[Data records]

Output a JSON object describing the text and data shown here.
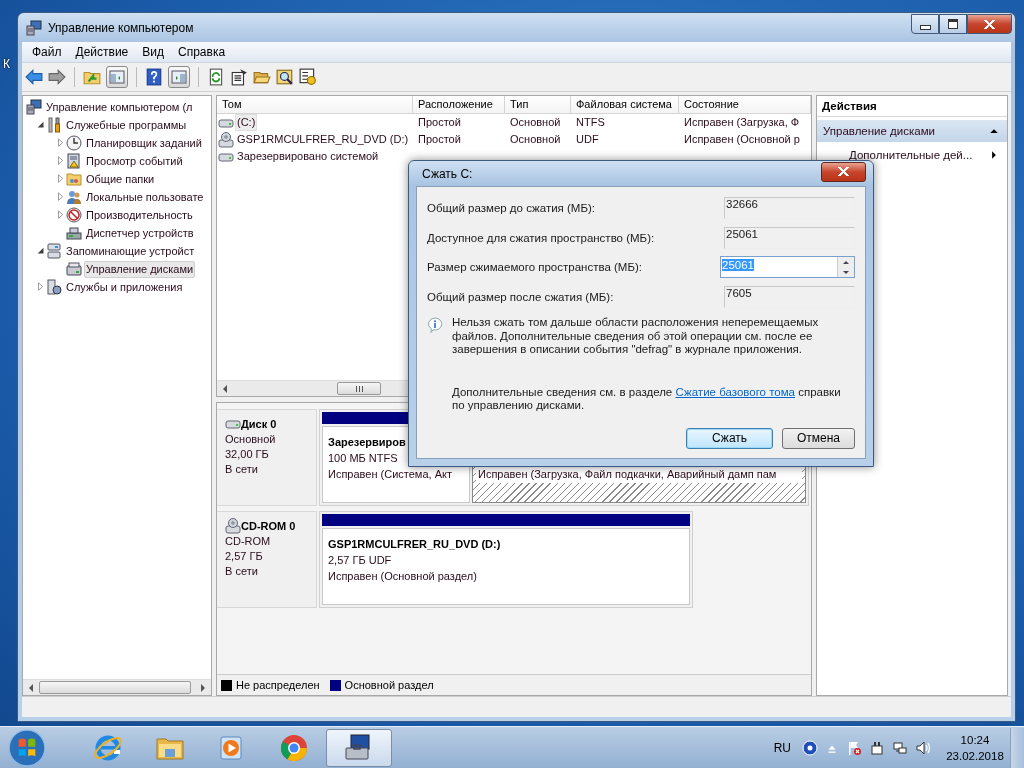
{
  "desktop": {
    "icon_label": "К"
  },
  "window": {
    "title": "Управление компьютером"
  },
  "menu": [
    "Файл",
    "Действие",
    "Вид",
    "Справка"
  ],
  "tree": [
    {
      "label": "Управление компьютером (л",
      "selected": false,
      "children": [
        {
          "label": "Служебные программы",
          "expanded": true,
          "selected": false,
          "children": [
            {
              "label": "Планировщик заданий",
              "expanded": false,
              "selected": false
            },
            {
              "label": "Просмотр событий",
              "expanded": false,
              "selected": false
            },
            {
              "label": "Общие папки",
              "expanded": false,
              "selected": false
            },
            {
              "label": "Локальные пользовате",
              "expanded": false,
              "selected": false
            },
            {
              "label": "Производительность",
              "expanded": false,
              "selected": false
            },
            {
              "label": "Диспетчер устройств",
              "selected": false
            }
          ]
        },
        {
          "label": "Запоминающие устройст",
          "expanded": true,
          "selected": false,
          "children": [
            {
              "label": "Управление дисками",
              "selected": true
            }
          ]
        },
        {
          "label": "Службы и приложения",
          "expanded": false,
          "selected": false
        }
      ]
    }
  ],
  "table": {
    "columns": [
      "Том",
      "Расположение",
      "Тип",
      "Файловая система",
      "Состояние"
    ],
    "rows": [
      {
        "kind": "disk",
        "volume": "(C:)",
        "layout": "Простой",
        "type": "Основной",
        "file_system": "NTFS",
        "status": "Исправен (Загрузка, Ф",
        "selected": true
      },
      {
        "kind": "cdrom",
        "volume": "GSP1RMCULFRER_RU_DVD (D:)",
        "layout": "Простой",
        "type": "Основной",
        "file_system": "UDF",
        "status": "Исправен (Основной р",
        "selected": false
      },
      {
        "kind": "disk",
        "volume": "Зарезервировано системой",
        "selected": false
      }
    ]
  },
  "disks": [
    {
      "kind": "disk",
      "name": "Диск 0",
      "type": "Основной",
      "size": "32,00 ГБ",
      "status": "В сети",
      "partitions": [
        {
          "name": "Зарезервиров",
          "size": "100 МБ NTFS",
          "status": "Исправен (Система, Акт",
          "selected": false
        },
        {
          "status": "Исправен (Загрузка, Файл подкачки, Аварийный дамп пам",
          "selected": true
        }
      ]
    },
    {
      "kind": "cdrom",
      "name": "CD-ROM 0",
      "type": "CD-ROM",
      "size": "2,57 ГБ",
      "status": "В сети",
      "partitions": [
        {
          "name": "GSP1RMCULFRER_RU_DVD  (D:)",
          "size": "2,57 ГБ UDF",
          "status": "Исправен (Основной раздел)",
          "selected": false
        }
      ]
    }
  ],
  "legend": [
    {
      "label": "Не распределен",
      "color": "#000000"
    },
    {
      "label": "Основной раздел",
      "color": "#000080"
    }
  ],
  "actions": {
    "title": "Действия",
    "section": "Управление дисками",
    "items": [
      "Дополнительные дей..."
    ]
  },
  "dialog": {
    "title": "Сжать C:",
    "fields": [
      {
        "kind": "readonly",
        "label": "Общий размер до сжатия (МБ):",
        "value": "32666"
      },
      {
        "kind": "readonly",
        "label": "Доступное для сжатия пространство (МБ):",
        "value": "25061"
      },
      {
        "kind": "spin",
        "label": "Размер сжимаемого пространства (МБ):",
        "value": "25061"
      },
      {
        "kind": "readonly",
        "label": "Общий размер после сжатия (МБ):",
        "value": "7605"
      }
    ],
    "note": "Нельзя сжать том дальше области расположения неперемещаемых файлов. Дополнительные сведения об этой операции см. после ее завершения в описании события \"defrag\" в журнале приложения.",
    "help_before": "Дополнительные сведения см. в разделе ",
    "help_link": "Сжатие базового тома",
    "help_after": " справки по управлению дисками.",
    "buttons": [
      {
        "label": "Сжать",
        "default": true
      },
      {
        "label": "Отмена",
        "default": false
      }
    ]
  },
  "taskbar": {
    "apps": [
      {
        "kind": "ie",
        "active": false
      },
      {
        "kind": "explorer",
        "active": false
      },
      {
        "kind": "media",
        "active": false
      },
      {
        "kind": "chrome",
        "active": false
      },
      {
        "kind": "compmgmt",
        "active": true
      }
    ],
    "language": "RU",
    "time": "10:24",
    "date": "23.02.2018"
  }
}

» **Given problem**:
Identify every line above with the string "status" in it. Copy those lines.

» **Task response**:
        "status": "Исправен (Загрузка, Ф",
        "status": "Исправен (Основной р",
      "status": "В сети",
          "status": "Исправен (Система, Акт",
          "status": "Исправен (Загрузка, Файл подкачки, Аварийный дамп пам",
      "status": "В сети",
          "status": "Исправен (Основной раздел)",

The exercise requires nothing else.